Copy out all of the data exactly as it appears.

Begin Supplied data

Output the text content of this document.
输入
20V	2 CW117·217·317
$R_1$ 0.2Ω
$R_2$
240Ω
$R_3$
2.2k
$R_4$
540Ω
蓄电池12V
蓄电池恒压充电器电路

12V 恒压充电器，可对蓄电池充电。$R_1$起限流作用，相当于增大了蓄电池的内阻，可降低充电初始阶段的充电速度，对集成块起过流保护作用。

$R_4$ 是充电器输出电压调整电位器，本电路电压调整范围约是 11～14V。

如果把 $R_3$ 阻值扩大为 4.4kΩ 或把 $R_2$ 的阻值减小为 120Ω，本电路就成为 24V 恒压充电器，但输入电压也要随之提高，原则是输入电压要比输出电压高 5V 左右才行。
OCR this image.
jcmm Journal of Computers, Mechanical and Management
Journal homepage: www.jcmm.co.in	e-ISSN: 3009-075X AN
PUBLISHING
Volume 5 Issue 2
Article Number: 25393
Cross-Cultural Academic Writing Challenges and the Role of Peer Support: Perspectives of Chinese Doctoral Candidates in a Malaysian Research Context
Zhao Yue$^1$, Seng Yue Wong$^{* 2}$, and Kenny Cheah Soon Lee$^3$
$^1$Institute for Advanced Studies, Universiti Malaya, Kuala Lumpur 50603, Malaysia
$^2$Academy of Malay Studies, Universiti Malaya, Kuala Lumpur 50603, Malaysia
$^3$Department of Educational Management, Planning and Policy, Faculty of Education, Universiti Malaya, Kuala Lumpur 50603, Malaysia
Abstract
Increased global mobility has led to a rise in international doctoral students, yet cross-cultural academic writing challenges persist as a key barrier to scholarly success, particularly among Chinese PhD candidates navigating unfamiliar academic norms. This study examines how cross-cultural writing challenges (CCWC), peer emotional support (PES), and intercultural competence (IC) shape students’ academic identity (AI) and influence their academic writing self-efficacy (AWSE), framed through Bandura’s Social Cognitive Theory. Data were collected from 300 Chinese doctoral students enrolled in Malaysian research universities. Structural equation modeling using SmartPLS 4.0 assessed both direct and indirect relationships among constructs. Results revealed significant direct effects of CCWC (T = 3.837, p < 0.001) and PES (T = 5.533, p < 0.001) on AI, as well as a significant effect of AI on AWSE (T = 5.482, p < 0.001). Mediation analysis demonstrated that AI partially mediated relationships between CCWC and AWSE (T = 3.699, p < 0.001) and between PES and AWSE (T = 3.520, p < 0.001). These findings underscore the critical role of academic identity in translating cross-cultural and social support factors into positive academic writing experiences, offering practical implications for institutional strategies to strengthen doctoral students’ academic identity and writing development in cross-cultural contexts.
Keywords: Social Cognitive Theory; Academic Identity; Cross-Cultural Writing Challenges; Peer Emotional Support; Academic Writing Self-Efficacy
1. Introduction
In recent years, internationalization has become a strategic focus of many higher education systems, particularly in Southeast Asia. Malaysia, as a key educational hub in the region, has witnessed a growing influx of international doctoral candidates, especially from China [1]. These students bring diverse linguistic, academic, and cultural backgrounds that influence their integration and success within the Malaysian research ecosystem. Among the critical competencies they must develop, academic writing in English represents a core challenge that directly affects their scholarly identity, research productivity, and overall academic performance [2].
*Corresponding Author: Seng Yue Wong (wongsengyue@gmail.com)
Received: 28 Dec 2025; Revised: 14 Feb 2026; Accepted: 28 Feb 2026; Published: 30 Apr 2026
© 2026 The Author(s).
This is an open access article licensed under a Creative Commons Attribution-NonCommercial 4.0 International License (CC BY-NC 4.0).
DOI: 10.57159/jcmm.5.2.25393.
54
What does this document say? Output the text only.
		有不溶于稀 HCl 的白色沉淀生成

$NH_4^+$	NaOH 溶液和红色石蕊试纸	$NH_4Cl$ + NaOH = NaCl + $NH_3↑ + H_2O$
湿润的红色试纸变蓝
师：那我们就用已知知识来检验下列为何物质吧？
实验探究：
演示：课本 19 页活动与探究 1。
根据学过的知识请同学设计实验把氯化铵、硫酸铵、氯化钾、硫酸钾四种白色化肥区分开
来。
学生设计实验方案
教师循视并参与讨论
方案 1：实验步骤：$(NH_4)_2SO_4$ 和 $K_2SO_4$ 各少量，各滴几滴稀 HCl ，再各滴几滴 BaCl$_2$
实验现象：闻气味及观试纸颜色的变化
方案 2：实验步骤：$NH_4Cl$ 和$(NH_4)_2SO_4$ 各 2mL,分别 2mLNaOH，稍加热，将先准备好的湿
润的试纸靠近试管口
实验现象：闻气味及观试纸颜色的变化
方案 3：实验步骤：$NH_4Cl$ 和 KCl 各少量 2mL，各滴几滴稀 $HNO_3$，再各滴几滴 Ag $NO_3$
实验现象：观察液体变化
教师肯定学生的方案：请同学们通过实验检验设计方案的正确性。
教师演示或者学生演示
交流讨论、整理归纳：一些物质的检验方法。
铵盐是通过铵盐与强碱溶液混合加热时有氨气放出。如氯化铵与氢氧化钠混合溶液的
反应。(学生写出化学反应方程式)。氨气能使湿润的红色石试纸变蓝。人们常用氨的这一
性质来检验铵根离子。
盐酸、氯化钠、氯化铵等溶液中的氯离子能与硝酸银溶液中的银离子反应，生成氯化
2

End Supplied data

Written reply —
Output the text content of this document.
输入
20V	2 CW117·217·317
$R_1$ 0.2Ω
$R_2$
240Ω
$R_3$
2.2k
$R_4$
540Ω
蓄电池12V
蓄电池恒压充电器电路

12V 恒压充电器，可对蓄电池充电。$R_1$起限流作用，相当于增大了蓄电池的内阻，可降低充电初始阶段的充电速度，对集成块起过流保护作用。

$R_4$ 是充电器输出电压调整电位器，本电路电压调整范围约是 11～14V。

如果把 $R_3$ 阻值扩大为 4.4kΩ 或把 $R_2$ 的阻值减小为 120Ω，本电路就成为 24V 恒压充电器，但输入电压也要随之提高，原则是输入电压要比输出电压高 5V 左右才行。
OCR this image.
jcmm Journal of Computers, Mechanical and Management
Journal homepage: www.jcmm.co.in	e-ISSN: 3009-075X AN
PUBLISHING
Volume 5 Issue 2
Article Number: 25393
Cross-Cultural Academic Writing Challenges and the Role of Peer Support: Perspectives of Chinese Doctoral Candidates in a Malaysian Research Context
Zhao Yue$^1$, Seng Yue Wong$^{* 2}$, and Kenny Cheah Soon Lee$^3$
$^1$Institute for Advanced Studies, Universiti Malaya, Kuala Lumpur 50603, Malaysia
$^2$Academy of Malay Studies, Universiti Malaya, Kuala Lumpur 50603, Malaysia
$^3$Department of Educational Management, Planning and Policy, Faculty of Education, Universiti Malaya, Kuala Lumpur 50603, Malaysia
Abstract
Increased global mobility has led to a rise in international doctoral students, yet cross-cultural academic writing challenges persist as a key barrier to scholarly success, particularly among Chinese PhD candidates navigating unfamiliar academic norms. This study examines how cross-cultural writing challenges (CCWC), peer emotional support (PES), and intercultural competence (IC) shape students’ academic identity (AI) and influence their academic writing self-efficacy (AWSE), framed through Bandura’s Social Cognitive Theory. Data were collected from 300 Chinese doctoral students enrolled in Malaysian research universities. Structural equation modeling using SmartPLS 4.0 assessed both direct and indirect relationships among constructs. Results revealed significant direct effects of CCWC (T = 3.837, p < 0.001) and PES (T = 5.533, p < 0.001) on AI, as well as a significant effect of AI on AWSE (T = 5.482, p < 0.001). Mediation analysis demonstrated that AI partially mediated relationships between CCWC and AWSE (T = 3.699, p < 0.001) and between PES and AWSE (T = 3.520, p < 0.001). These findings underscore the critical role of academic identity in translating cross-cultural and social support factors into positive academic writing experiences, offering practical implications for institutional strategies to strengthen doctoral students’ academic identity and writing development in cross-cultural contexts.
Keywords: Social Cognitive Theory; Academic Identity; Cross-Cultural Writing Challenges; Peer Emotional Support; Academic Writing Self-Efficacy
1. Introduction
In recent years, internationalization has become a strategic focus of many higher education systems, particularly in Southeast Asia. Malaysia, as a key educational hub in the region, has witnessed a growing influx of international doctoral candidates, especially from China [1]. These students bring diverse linguistic, academic, and cultural backgrounds that influence their integration and success within the Malaysian research ecosystem. Among the critical competencies they must develop, academic writing in English represents a core challenge that directly affects their scholarly identity, research productivity, and overall academic performance [2].
*Corresponding Author: Seng Yue Wong (wongsengyue@gmail.com)
Received: 28 Dec 2025; Revised: 14 Feb 2026; Accepted: 28 Feb 2026; Published: 30 Apr 2026
© 2026 The Author(s).
This is an open access article licensed under a Creative Commons Attribution-NonCommercial 4.0 International License (CC BY-NC 4.0).
DOI: 10.57159/jcmm.5.2.25393.
54
What does this document say? Output the text only.
		有不溶于稀 HCl 的白色沉淀生成

$NH_4^+$	NaOH 溶液和红色石蕊试纸	$NH_4Cl$ + NaOH = NaCl + $NH_3↑ + H_2O$
湿润的红色试纸变蓝
师：那我们就用已知知识来检验下列为何物质吧？
实验探究：
演示：课本 19 页活动与探究 1。
根据学过的知识请同学设计实验把氯化铵、硫酸铵、氯化钾、硫酸钾四种白色化肥区分开
来。
学生设计实验方案
教师循视并参与讨论
方案 1：实验步骤：$(NH_4)_2SO_4$ 和 $K_2SO_4$ 各少量，各滴几滴稀 HCl ，再各滴几滴 BaCl$_2$
实验现象：闻气味及观试纸颜色的变化
方案 2：实验步骤：$NH_4Cl$ 和$(NH_4)_2SO_4$ 各 2mL,分别 2mLNaOH，稍加热，将先准备好的湿
润的试纸靠近试管口
实验现象：闻气味及观试纸颜色的变化
方案 3：实验步骤：$NH_4Cl$ 和 KCl 各少量 2mL，各滴几滴稀 $HNO_3$，再各滴几滴 Ag $NO_3$
实验现象：观察液体变化
教师肯定学生的方案：请同学们通过实验检验设计方案的正确性。
教师演示或者学生演示
交流讨论、整理归纳：一些物质的检验方法。
铵盐是通过铵盐与强碱溶液混合加热时有氨气放出。如氯化铵与氢氧化钠混合溶液的
反应。(学生写出化学反应方程式)。氨气能使湿润的红色石试纸变蓝。人们常用氨的这一
性质来检验铵根离子。
盐酸、氯化钠、氯化铵等溶液中的氯离子能与硝酸银溶液中的银离子反应，生成氯化
2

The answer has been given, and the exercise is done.